# MATERIAL FOR THIS EXERCISE
[Start of section]

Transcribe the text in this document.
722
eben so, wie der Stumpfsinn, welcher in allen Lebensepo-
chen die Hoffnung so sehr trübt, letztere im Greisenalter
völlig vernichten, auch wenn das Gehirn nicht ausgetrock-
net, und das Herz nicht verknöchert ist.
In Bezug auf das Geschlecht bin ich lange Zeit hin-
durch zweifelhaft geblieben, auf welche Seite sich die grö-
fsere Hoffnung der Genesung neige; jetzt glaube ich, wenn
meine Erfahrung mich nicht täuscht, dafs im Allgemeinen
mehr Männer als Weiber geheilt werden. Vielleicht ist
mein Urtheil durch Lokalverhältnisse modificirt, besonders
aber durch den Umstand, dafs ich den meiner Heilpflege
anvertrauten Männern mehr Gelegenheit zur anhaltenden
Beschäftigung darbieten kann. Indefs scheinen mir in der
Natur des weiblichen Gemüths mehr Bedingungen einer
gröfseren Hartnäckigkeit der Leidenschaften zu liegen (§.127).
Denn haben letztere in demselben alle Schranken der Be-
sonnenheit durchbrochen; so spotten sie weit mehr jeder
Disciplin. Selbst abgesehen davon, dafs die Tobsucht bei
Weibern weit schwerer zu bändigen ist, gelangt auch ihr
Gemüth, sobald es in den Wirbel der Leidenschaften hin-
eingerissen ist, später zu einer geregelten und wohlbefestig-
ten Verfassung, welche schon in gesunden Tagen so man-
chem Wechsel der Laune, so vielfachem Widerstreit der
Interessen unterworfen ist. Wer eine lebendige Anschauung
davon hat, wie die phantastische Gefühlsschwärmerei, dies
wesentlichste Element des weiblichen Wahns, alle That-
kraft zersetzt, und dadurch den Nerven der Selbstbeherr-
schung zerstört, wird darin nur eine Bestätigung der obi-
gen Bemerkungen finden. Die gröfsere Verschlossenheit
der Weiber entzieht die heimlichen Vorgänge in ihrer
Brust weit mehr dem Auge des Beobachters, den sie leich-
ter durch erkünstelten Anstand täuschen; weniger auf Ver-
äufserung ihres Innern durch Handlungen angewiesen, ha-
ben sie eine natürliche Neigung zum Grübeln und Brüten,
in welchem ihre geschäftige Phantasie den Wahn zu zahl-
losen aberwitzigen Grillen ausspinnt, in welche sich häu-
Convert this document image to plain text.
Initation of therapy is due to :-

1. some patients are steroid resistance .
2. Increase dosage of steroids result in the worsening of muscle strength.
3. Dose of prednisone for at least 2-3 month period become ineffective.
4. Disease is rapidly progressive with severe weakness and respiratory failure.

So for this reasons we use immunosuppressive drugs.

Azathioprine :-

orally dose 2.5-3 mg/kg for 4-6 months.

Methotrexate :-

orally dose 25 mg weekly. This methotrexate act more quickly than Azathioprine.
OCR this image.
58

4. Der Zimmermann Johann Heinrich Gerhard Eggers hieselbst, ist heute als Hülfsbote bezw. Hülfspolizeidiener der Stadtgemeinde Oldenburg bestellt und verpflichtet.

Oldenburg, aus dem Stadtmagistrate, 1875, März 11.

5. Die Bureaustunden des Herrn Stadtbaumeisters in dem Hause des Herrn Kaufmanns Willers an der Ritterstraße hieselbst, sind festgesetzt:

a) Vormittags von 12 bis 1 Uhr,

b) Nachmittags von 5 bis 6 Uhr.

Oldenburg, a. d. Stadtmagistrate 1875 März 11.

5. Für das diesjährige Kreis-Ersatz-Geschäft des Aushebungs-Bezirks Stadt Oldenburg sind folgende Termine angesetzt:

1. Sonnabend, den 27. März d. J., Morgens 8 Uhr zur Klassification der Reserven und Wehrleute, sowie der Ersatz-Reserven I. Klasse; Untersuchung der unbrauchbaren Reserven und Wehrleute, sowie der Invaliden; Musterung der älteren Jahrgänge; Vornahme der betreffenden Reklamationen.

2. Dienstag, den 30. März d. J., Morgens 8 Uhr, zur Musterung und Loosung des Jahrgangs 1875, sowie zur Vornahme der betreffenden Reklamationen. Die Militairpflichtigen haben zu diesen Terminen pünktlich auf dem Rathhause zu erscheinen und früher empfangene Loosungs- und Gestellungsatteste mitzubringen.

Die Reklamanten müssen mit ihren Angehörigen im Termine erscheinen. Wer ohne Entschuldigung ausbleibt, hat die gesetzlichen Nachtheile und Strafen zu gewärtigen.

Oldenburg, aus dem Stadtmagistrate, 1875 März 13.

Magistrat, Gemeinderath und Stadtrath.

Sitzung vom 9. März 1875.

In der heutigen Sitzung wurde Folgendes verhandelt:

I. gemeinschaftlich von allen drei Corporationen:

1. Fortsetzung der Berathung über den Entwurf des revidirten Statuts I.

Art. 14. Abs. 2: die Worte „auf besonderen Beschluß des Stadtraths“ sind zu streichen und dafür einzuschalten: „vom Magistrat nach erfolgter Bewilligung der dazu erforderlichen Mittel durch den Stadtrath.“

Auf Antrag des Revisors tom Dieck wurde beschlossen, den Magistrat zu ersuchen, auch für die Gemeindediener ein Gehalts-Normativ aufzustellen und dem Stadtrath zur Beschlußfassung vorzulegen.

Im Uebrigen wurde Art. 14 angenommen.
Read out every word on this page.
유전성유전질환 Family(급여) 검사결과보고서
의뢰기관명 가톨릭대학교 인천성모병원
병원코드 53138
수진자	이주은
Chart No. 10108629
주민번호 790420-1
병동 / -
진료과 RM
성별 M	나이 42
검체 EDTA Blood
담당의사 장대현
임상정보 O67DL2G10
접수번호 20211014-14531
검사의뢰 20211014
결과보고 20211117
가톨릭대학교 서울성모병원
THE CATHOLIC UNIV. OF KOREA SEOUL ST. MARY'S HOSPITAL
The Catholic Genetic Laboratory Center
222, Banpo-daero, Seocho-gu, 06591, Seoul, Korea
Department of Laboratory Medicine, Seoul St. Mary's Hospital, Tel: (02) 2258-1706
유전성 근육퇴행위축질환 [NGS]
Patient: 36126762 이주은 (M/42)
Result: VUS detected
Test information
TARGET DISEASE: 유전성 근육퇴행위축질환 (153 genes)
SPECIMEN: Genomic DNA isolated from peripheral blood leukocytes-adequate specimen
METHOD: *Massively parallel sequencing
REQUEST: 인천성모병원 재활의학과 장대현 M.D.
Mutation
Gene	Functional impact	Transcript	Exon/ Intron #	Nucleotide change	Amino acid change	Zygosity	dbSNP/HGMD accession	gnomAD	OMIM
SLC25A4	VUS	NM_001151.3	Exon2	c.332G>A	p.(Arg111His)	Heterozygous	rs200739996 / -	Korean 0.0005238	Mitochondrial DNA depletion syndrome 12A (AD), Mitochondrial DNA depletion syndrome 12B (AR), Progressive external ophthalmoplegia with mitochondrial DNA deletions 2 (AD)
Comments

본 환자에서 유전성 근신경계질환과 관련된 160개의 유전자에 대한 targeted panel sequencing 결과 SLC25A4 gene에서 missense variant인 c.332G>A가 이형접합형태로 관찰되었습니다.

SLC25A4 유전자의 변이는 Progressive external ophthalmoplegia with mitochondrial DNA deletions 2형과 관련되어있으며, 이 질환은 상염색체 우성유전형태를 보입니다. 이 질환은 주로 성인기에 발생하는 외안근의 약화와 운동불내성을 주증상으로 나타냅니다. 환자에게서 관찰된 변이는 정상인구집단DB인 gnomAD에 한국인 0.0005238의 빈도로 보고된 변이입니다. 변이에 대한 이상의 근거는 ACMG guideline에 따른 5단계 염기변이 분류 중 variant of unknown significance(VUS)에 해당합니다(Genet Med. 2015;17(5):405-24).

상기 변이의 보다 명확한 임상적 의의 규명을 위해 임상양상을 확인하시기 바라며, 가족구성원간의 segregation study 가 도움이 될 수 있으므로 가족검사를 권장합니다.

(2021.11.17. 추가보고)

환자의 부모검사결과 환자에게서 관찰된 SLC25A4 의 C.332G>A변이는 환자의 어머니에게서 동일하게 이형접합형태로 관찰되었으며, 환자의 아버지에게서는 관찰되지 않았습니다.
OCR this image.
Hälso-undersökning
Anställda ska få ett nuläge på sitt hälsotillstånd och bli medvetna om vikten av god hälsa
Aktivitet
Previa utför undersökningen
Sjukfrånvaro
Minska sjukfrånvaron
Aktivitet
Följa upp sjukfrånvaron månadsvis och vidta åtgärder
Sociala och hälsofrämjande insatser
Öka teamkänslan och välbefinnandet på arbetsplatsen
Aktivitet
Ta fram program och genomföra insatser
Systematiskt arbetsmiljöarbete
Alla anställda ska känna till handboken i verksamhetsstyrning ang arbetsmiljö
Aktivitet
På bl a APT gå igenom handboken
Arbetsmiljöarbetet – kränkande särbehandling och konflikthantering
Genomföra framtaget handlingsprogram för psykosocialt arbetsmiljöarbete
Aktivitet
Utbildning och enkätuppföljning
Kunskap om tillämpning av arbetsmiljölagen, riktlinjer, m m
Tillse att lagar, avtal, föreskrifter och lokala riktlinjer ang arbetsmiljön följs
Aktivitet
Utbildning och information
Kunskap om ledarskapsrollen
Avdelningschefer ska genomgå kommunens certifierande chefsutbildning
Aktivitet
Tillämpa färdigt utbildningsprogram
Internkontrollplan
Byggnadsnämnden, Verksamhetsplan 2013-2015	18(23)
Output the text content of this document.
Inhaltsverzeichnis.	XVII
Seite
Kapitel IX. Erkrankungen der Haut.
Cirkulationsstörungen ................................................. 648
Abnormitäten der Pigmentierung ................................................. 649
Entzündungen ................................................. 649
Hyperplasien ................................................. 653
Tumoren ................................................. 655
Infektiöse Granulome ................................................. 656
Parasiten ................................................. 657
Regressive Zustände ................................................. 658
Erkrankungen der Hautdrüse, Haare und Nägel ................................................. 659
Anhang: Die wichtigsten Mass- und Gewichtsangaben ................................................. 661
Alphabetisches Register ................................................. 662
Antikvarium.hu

[End of section]

# WHAT TO PRODUCE
Out of the data above, return each line where the word "Vornahme" can be found.

# RESPONSE BOX
1. Sonnabend, den 27. März d. J., Morgens 8 Uhr zur Klassification der Reserven und Wehrleute, sowie der Ersatz-Reserven I. Klasse; Untersuchung der unbrauchbaren Reserven und Wehrleute, sowie der Invaliden; Musterung der älteren Jahrgänge; Vornahme der betreffenden Reklamationen.
2. Dienstag, den 30. März d. J., Morgens 8 Uhr, zur Musterung und Loosung des Jahrgangs 1875, sowie zur Vornahme der betreffenden Reklamationen. Die Militairpflichtigen haben zu diesen Terminen pünktlich auf dem Rathhause zu erscheinen und früher empfangene Loosungs- und Gestellungsatteste mitzubringen.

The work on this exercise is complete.